Collect the lines of the entries where "DUNKIRK" shows up.

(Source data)
+--
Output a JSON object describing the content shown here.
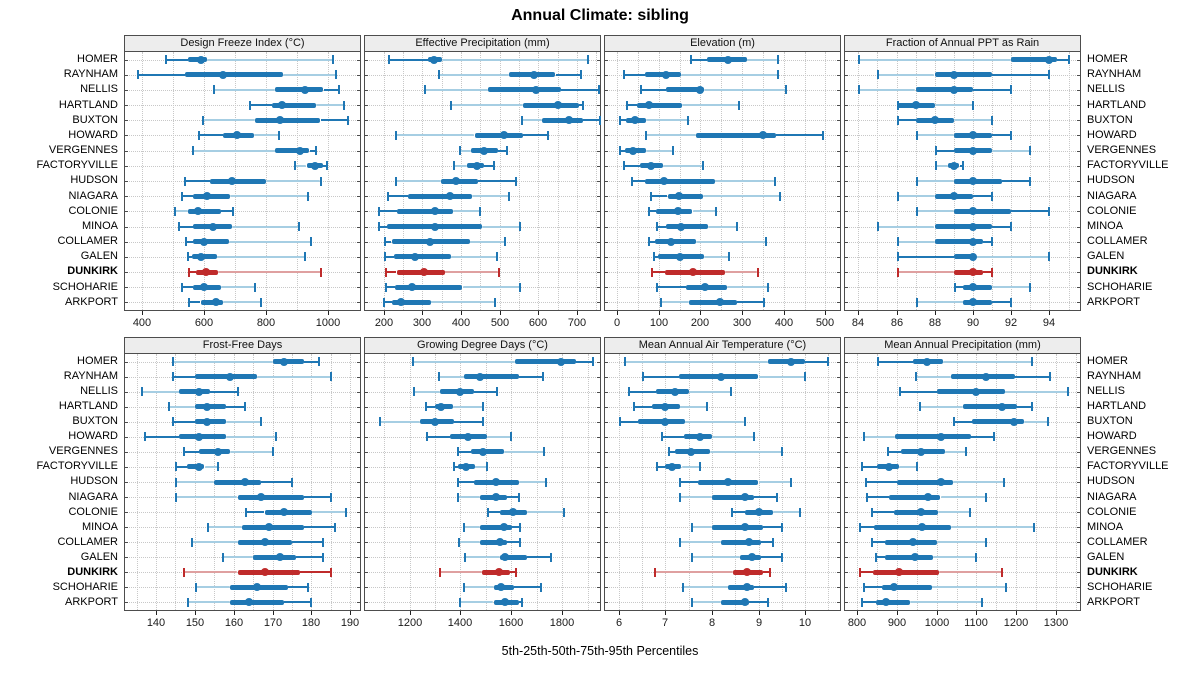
{
  "title": "Annual Climate: sibling",
  "xlabel": "5th-25th-50th-75th-95th Percentiles",
  "locations": [
    "HOMER",
    "RAYNHAM",
    "NELLIS",
    "HARTLAND",
    "BUXTON",
    "HOWARD",
    "VERGENNES",
    "FACTORYVILLE",
    "HUDSON",
    "NIAGARA",
    "COLONIE",
    "MINOA",
    "COLLAMER",
    "GALEN",
    "DUNKIRK",
    "SCHOHARIE",
    "ARKPORT"
  ],
  "highlight_location": "DUNKIRK",
  "percentile_levels": [
    "5th",
    "25th",
    "50th",
    "75th",
    "95th"
  ],
  "colors": {
    "series": "#1f77b4",
    "series_light": "#a6cee3",
    "highlight": "#bf2b2b",
    "highlight_light": "#dfa0a0",
    "grid": "#c8c8c8",
    "strip_bg": "#ededed",
    "panel_border": "#4d4d4d",
    "tick": "#222222"
  },
  "chart_data": [
    {
      "type": "percentile-dotplot",
      "panel_title": "Design Freeze Index (°C)",
      "grid_row": "top",
      "xticks": [
        400,
        600,
        800,
        1000
      ],
      "grid_step": 100,
      "xlim": [
        346,
        1102
      ],
      "row_order": "locations",
      "values": [
        [
          475,
          550,
          590,
          610,
          1015
        ],
        [
          385,
          540,
          660,
          855,
          1025
        ],
        [
          630,
          830,
          925,
          985,
          1035
        ],
        [
          745,
          820,
          850,
          960,
          1050
        ],
        [
          595,
          765,
          845,
          975,
          1065
        ],
        [
          580,
          660,
          705,
          760,
          840
        ],
        [
          560,
          830,
          908,
          940,
          962
        ],
        [
          890,
          930,
          958,
          980,
          996
        ],
        [
          535,
          620,
          690,
          800,
          975
        ],
        [
          525,
          565,
          610,
          685,
          935
        ],
        [
          505,
          550,
          580,
          655,
          695
        ],
        [
          515,
          565,
          630,
          690,
          905
        ],
        [
          540,
          565,
          600,
          680,
          945
        ],
        [
          545,
          560,
          590,
          640,
          925
        ],
        [
          550,
          575,
          605,
          645,
          975
        ],
        [
          525,
          565,
          600,
          655,
          765
        ],
        [
          550,
          590,
          640,
          660,
          785
        ]
      ]
    },
    {
      "type": "percentile-dotplot",
      "panel_title": "Effective Precipitation (mm)",
      "grid_row": "top",
      "xticks": [
        200,
        300,
        400,
        500,
        600,
        700
      ],
      "grid_step": 50,
      "xlim": [
        151,
        760
      ],
      "row_order": "locations",
      "values": [
        [
          210,
          315,
          330,
          350,
          730
        ],
        [
          340,
          525,
          590,
          645,
          710
        ],
        [
          305,
          470,
          595,
          660,
          758
        ],
        [
          370,
          560,
          650,
          705,
          716
        ],
        [
          555,
          610,
          680,
          715,
          760
        ],
        [
          230,
          435,
          510,
          560,
          625
        ],
        [
          395,
          425,
          460,
          495,
          520
        ],
        [
          380,
          415,
          440,
          460,
          485
        ],
        [
          230,
          348,
          387,
          445,
          543
        ],
        [
          207,
          262,
          372,
          427,
          525
        ],
        [
          185,
          233,
          333,
          378,
          448
        ],
        [
          184,
          207,
          333,
          453,
          552
        ],
        [
          201,
          220,
          320,
          421,
          515
        ],
        [
          200,
          227,
          280,
          375,
          494
        ],
        [
          204,
          233,
          305,
          357,
          498
        ],
        [
          204,
          230,
          274,
          404,
          552
        ],
        [
          197,
          220,
          244,
          320,
          487
        ]
      ]
    },
    {
      "type": "percentile-dotplot",
      "panel_title": "Elevation (m)",
      "grid_row": "top",
      "xticks": [
        0,
        100,
        200,
        300,
        400,
        500
      ],
      "grid_step": 50,
      "xlim": [
        -29,
        535
      ],
      "row_order": "locations",
      "values": [
        [
          175,
          215,
          265,
          310,
          385
        ],
        [
          13,
          66,
          117,
          153,
          387
        ],
        [
          54,
          117,
          198,
          209,
          405
        ],
        [
          22,
          48,
          76,
          155,
          292
        ],
        [
          5,
          22,
          42,
          70,
          170
        ],
        [
          68,
          190,
          350,
          382,
          494
        ],
        [
          4,
          20,
          37,
          70,
          133
        ],
        [
          14,
          54,
          82,
          110,
          205
        ],
        [
          33,
          66,
          112,
          233,
          378
        ],
        [
          80,
          121,
          149,
          205,
          391
        ],
        [
          74,
          94,
          145,
          181,
          238
        ],
        [
          94,
          117,
          153,
          217,
          287
        ],
        [
          74,
          90,
          129,
          189,
          358
        ],
        [
          86,
          98,
          152,
          209,
          268
        ],
        [
          82,
          116,
          183,
          260,
          338
        ],
        [
          94,
          165,
          211,
          263,
          362
        ],
        [
          104,
          173,
          248,
          288,
          352
        ]
      ]
    },
    {
      "type": "percentile-dotplot",
      "panel_title": "Fraction of Annual PPT as Rain",
      "grid_row": "top",
      "xticks": [
        84,
        86,
        88,
        90,
        92,
        94
      ],
      "grid_step": 1,
      "xlim": [
        83.3,
        95.6
      ],
      "row_order": "locations",
      "values": [
        [
          84,
          92,
          94,
          94.4,
          95
        ],
        [
          85,
          88,
          89,
          91,
          94
        ],
        [
          84,
          87,
          89,
          90,
          92
        ],
        [
          86,
          86,
          87,
          88,
          90
        ],
        [
          86,
          87,
          88,
          89,
          91
        ],
        [
          87,
          89,
          90,
          91,
          92
        ],
        [
          88,
          89,
          90,
          91,
          93
        ],
        [
          88,
          88.7,
          89,
          89.3,
          89.5
        ],
        [
          87,
          89,
          90,
          91.5,
          93
        ],
        [
          86,
          88,
          89,
          90,
          91
        ],
        [
          87,
          89,
          90,
          92,
          94
        ],
        [
          85,
          88,
          90,
          91,
          92
        ],
        [
          86,
          88,
          90,
          90.5,
          91
        ],
        [
          86,
          89,
          90,
          90,
          94
        ],
        [
          86,
          89,
          90,
          90.5,
          91
        ],
        [
          89,
          89.5,
          90,
          91,
          93
        ],
        [
          87,
          89.5,
          90,
          91,
          92
        ]
      ]
    },
    {
      "type": "percentile-dotplot",
      "panel_title": "Frost-Free Days",
      "grid_row": "bottom",
      "xticks": [
        140,
        150,
        160,
        170,
        180,
        190
      ],
      "grid_step": 5,
      "xlim": [
        132,
        192.5
      ],
      "row_order": "locations",
      "values": [
        [
          144,
          170,
          173,
          178,
          182
        ],
        [
          144,
          150,
          159,
          166,
          185
        ],
        [
          136,
          146,
          151,
          154,
          161
        ],
        [
          143,
          150,
          153,
          158,
          163
        ],
        [
          144,
          150,
          153,
          158,
          167
        ],
        [
          137,
          146,
          151,
          158,
          171
        ],
        [
          147,
          151,
          156,
          159,
          170
        ],
        [
          145,
          148,
          151,
          152.5,
          156
        ],
        [
          145,
          155,
          163,
          167,
          175
        ],
        [
          145,
          161,
          167,
          178,
          185
        ],
        [
          163,
          168,
          173,
          180,
          189
        ],
        [
          153,
          162,
          169,
          178,
          186
        ],
        [
          149,
          161,
          168,
          175,
          183
        ],
        [
          157,
          165,
          172,
          176,
          183
        ],
        [
          147,
          161,
          168,
          177,
          185
        ],
        [
          150,
          159,
          166,
          174,
          179
        ],
        [
          148,
          159,
          164,
          173,
          180
        ]
      ]
    },
    {
      "type": "percentile-dotplot",
      "panel_title": "Growing Degree Days (°C)",
      "grid_row": "bottom",
      "xticks": [
        1200,
        1400,
        1600,
        1800
      ],
      "grid_step": 100,
      "xlim": [
        1025,
        1948
      ],
      "row_order": "locations",
      "values": [
        [
          1210,
          1615,
          1795,
          1855,
          1920
        ],
        [
          1310,
          1415,
          1475,
          1630,
          1725
        ],
        [
          1215,
          1320,
          1400,
          1455,
          1545
        ],
        [
          1260,
          1300,
          1325,
          1370,
          1490
        ],
        [
          1080,
          1240,
          1300,
          1375,
          1490
        ],
        [
          1265,
          1360,
          1430,
          1505,
          1600
        ],
        [
          1385,
          1440,
          1490,
          1570,
          1730
        ],
        [
          1370,
          1390,
          1420,
          1455,
          1505
        ],
        [
          1385,
          1455,
          1540,
          1630,
          1735
        ],
        [
          1385,
          1475,
          1540,
          1580,
          1630
        ],
        [
          1505,
          1555,
          1605,
          1660,
          1805
        ],
        [
          1410,
          1475,
          1570,
          1600,
          1635
        ],
        [
          1390,
          1475,
          1555,
          1580,
          1635
        ],
        [
          1415,
          1555,
          1575,
          1660,
          1755
        ],
        [
          1315,
          1485,
          1550,
          1595,
          1620
        ],
        [
          1410,
          1530,
          1560,
          1610,
          1715
        ],
        [
          1395,
          1530,
          1575,
          1630,
          1640
        ]
      ]
    },
    {
      "type": "percentile-dotplot",
      "panel_title": "Mean Annual Air Temperature (°C)",
      "grid_row": "bottom",
      "xticks": [
        6,
        7,
        8,
        9,
        10
      ],
      "grid_step": 0.5,
      "xlim": [
        5.7,
        10.75
      ],
      "row_order": "locations",
      "values": [
        [
          6.1,
          9.2,
          9.7,
          10.0,
          10.5
        ],
        [
          6.5,
          7.3,
          8.2,
          9.0,
          10.0
        ],
        [
          6.2,
          6.8,
          7.2,
          7.5,
          8.4
        ],
        [
          6.3,
          6.7,
          7.0,
          7.3,
          7.9
        ],
        [
          6.0,
          6.4,
          7.0,
          7.4,
          8.7
        ],
        [
          6.9,
          7.4,
          7.75,
          8.0,
          8.9
        ],
        [
          7.05,
          7.2,
          7.55,
          7.95,
          9.5
        ],
        [
          6.8,
          7.0,
          7.15,
          7.35,
          7.75
        ],
        [
          7.3,
          7.7,
          8.35,
          9.0,
          9.7
        ],
        [
          7.3,
          8.0,
          8.7,
          8.9,
          9.4
        ],
        [
          8.4,
          8.7,
          9.0,
          9.3,
          9.9
        ],
        [
          7.55,
          8.0,
          8.7,
          9.1,
          9.5
        ],
        [
          7.3,
          8.2,
          8.8,
          9.05,
          9.3
        ],
        [
          7.55,
          8.6,
          8.85,
          9.05,
          9.5
        ],
        [
          6.75,
          8.45,
          8.75,
          9.1,
          9.25
        ],
        [
          7.35,
          8.35,
          8.75,
          8.9,
          9.6
        ],
        [
          7.55,
          8.2,
          8.7,
          8.8,
          9.2
        ]
      ]
    },
    {
      "type": "percentile-dotplot",
      "panel_title": "Mean Annual Precipitation (mm)",
      "grid_row": "bottom",
      "xticks": [
        800,
        900,
        1000,
        1100,
        1200,
        1300
      ],
      "grid_step": 50,
      "xlim": [
        770,
        1360
      ],
      "row_order": "locations",
      "values": [
        [
          850,
          940,
          975,
          1015,
          1240
        ],
        [
          945,
          1035,
          1125,
          1195,
          1285
        ],
        [
          905,
          1000,
          1100,
          1170,
          1330
        ],
        [
          955,
          1065,
          1165,
          1200,
          1240
        ],
        [
          1040,
          1090,
          1195,
          1220,
          1280
        ],
        [
          815,
          895,
          1010,
          1085,
          1145
        ],
        [
          875,
          910,
          960,
          1020,
          1075
        ],
        [
          810,
          850,
          880,
          905,
          950
        ],
        [
          820,
          900,
          1010,
          1040,
          1170
        ],
        [
          823,
          881,
          978,
          1010,
          1125
        ],
        [
          835,
          892,
          962,
          1003,
          1085
        ],
        [
          804,
          844,
          964,
          1037,
          1245
        ],
        [
          835,
          870,
          940,
          1000,
          1125
        ],
        [
          845,
          870,
          945,
          990,
          1100
        ],
        [
          805,
          840,
          905,
          1005,
          1165
        ],
        [
          815,
          862,
          892,
          987,
          1175
        ],
        [
          810,
          848,
          873,
          934,
          1115
        ]
      ]
    }
  ]
}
+--
Solution for this problem:
    "DUNKIRK",
  "highlight_location": "DUNKIRK",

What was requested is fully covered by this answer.